Do this: Report how many lines contain "level", with no other words.

(Structured figure records)

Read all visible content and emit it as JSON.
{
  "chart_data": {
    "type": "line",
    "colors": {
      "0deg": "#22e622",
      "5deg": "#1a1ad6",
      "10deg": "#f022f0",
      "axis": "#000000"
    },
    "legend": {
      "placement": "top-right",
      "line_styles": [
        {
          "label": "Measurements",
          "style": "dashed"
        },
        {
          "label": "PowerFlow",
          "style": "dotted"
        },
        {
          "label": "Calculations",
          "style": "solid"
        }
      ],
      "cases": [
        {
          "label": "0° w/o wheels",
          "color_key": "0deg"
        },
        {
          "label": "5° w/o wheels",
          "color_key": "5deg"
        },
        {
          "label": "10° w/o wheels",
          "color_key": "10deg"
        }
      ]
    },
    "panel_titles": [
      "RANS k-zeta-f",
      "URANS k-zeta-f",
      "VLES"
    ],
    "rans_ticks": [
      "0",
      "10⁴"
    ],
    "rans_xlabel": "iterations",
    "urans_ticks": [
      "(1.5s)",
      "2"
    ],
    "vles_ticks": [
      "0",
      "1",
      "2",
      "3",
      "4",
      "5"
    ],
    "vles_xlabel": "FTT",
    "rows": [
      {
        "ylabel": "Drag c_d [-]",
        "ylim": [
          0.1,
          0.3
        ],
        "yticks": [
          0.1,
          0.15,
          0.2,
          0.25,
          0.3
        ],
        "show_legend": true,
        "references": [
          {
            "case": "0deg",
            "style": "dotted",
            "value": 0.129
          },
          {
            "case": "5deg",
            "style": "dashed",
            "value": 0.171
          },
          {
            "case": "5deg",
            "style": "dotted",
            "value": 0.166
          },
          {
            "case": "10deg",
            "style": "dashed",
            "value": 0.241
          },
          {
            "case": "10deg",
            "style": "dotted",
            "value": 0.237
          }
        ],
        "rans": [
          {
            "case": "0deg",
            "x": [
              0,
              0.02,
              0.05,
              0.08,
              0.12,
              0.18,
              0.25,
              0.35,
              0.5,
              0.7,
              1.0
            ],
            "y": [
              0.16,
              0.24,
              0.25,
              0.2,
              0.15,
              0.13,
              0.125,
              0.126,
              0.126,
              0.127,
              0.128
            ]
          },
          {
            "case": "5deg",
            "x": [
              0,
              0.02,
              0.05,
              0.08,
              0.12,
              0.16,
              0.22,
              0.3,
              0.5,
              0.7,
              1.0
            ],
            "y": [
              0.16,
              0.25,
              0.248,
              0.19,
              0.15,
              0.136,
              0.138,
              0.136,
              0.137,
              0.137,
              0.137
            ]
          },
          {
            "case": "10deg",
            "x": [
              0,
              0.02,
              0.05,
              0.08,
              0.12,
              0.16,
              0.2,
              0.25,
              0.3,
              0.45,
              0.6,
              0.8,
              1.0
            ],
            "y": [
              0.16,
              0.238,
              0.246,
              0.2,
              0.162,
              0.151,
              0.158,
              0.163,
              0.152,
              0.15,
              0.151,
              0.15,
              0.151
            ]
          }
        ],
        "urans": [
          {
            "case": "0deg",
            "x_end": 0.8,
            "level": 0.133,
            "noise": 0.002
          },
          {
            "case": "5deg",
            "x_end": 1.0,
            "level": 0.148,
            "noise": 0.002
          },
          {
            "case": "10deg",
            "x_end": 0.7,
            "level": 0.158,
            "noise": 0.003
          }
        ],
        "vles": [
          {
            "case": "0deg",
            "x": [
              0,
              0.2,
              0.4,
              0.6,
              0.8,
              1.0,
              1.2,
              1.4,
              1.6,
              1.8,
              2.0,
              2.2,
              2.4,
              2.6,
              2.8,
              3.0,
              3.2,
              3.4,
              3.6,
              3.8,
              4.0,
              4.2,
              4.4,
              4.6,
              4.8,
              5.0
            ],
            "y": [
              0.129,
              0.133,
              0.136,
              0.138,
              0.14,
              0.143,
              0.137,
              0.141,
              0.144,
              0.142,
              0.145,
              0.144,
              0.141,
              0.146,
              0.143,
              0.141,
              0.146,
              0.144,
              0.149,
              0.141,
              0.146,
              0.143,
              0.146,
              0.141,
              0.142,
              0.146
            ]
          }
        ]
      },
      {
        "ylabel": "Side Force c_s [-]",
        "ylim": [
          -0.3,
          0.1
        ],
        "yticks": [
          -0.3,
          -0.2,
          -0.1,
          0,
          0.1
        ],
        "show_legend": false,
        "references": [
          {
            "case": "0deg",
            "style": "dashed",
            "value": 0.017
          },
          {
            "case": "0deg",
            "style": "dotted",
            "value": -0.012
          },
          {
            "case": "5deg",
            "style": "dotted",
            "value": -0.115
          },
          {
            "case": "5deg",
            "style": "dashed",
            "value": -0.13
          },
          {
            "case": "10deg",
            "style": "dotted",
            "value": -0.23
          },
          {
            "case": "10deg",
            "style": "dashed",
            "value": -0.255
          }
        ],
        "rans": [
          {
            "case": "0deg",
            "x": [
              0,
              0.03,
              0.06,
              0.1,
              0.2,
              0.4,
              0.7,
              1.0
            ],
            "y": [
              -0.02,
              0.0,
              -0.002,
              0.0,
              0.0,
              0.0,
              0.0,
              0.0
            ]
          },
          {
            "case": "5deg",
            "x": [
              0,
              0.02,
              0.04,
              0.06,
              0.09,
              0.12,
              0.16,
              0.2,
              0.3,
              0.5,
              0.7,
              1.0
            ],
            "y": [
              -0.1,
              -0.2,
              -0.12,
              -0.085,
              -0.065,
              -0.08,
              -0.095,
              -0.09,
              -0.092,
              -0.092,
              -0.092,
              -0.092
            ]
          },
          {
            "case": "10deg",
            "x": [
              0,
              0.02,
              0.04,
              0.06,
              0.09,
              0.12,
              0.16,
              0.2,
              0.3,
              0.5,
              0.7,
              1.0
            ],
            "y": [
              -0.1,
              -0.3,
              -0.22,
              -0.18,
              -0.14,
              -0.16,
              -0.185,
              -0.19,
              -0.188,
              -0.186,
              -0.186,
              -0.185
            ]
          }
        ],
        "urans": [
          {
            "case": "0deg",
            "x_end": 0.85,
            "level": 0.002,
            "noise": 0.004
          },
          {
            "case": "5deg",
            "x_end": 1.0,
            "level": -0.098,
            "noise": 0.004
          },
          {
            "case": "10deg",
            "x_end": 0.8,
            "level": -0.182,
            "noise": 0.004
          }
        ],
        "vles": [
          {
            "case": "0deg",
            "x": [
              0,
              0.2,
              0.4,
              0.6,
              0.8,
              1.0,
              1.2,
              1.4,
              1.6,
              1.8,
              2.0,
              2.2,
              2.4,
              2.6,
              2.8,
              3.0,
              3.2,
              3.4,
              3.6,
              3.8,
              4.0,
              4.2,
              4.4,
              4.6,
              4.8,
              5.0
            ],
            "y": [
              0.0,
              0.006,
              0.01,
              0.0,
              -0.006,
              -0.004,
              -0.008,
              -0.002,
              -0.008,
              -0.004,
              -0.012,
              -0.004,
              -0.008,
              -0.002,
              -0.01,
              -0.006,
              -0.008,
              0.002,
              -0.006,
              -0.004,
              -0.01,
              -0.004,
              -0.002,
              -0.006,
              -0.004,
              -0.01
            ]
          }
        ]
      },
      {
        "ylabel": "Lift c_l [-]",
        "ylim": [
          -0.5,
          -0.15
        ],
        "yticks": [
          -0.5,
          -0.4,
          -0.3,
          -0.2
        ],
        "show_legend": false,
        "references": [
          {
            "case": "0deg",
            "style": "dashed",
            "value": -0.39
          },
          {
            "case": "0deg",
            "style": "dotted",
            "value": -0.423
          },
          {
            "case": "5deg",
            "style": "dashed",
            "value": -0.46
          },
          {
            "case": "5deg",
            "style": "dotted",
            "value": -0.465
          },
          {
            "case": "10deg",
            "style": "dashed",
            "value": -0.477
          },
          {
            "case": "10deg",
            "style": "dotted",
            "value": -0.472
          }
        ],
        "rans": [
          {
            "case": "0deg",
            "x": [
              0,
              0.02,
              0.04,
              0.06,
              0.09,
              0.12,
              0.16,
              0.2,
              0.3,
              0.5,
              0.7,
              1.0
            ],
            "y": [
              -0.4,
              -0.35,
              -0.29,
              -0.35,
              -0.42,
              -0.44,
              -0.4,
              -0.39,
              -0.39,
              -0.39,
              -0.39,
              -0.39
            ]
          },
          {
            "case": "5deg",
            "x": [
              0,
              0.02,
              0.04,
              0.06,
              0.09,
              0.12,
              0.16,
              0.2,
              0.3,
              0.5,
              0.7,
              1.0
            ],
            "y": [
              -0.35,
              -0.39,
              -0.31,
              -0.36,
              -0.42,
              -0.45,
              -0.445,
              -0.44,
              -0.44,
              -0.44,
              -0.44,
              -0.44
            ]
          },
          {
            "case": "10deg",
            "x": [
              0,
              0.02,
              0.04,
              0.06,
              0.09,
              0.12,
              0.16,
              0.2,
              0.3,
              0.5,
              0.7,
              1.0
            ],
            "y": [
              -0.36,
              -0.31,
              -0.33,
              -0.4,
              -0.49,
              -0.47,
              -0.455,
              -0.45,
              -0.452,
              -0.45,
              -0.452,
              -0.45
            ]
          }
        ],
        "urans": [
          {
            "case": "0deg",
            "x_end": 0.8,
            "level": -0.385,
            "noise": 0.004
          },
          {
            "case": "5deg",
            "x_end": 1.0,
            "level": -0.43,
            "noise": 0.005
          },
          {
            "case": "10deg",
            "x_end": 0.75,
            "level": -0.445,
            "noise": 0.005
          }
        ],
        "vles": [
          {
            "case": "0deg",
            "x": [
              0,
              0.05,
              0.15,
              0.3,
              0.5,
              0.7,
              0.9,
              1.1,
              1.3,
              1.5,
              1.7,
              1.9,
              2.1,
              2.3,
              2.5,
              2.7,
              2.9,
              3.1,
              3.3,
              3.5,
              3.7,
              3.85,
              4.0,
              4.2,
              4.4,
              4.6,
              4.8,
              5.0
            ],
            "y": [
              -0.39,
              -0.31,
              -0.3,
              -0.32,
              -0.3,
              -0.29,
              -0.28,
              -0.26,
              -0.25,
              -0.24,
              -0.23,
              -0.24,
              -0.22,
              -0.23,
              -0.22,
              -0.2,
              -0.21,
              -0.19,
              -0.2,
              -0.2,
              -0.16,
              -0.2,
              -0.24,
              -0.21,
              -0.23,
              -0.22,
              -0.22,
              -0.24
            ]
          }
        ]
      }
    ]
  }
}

Answer below: 9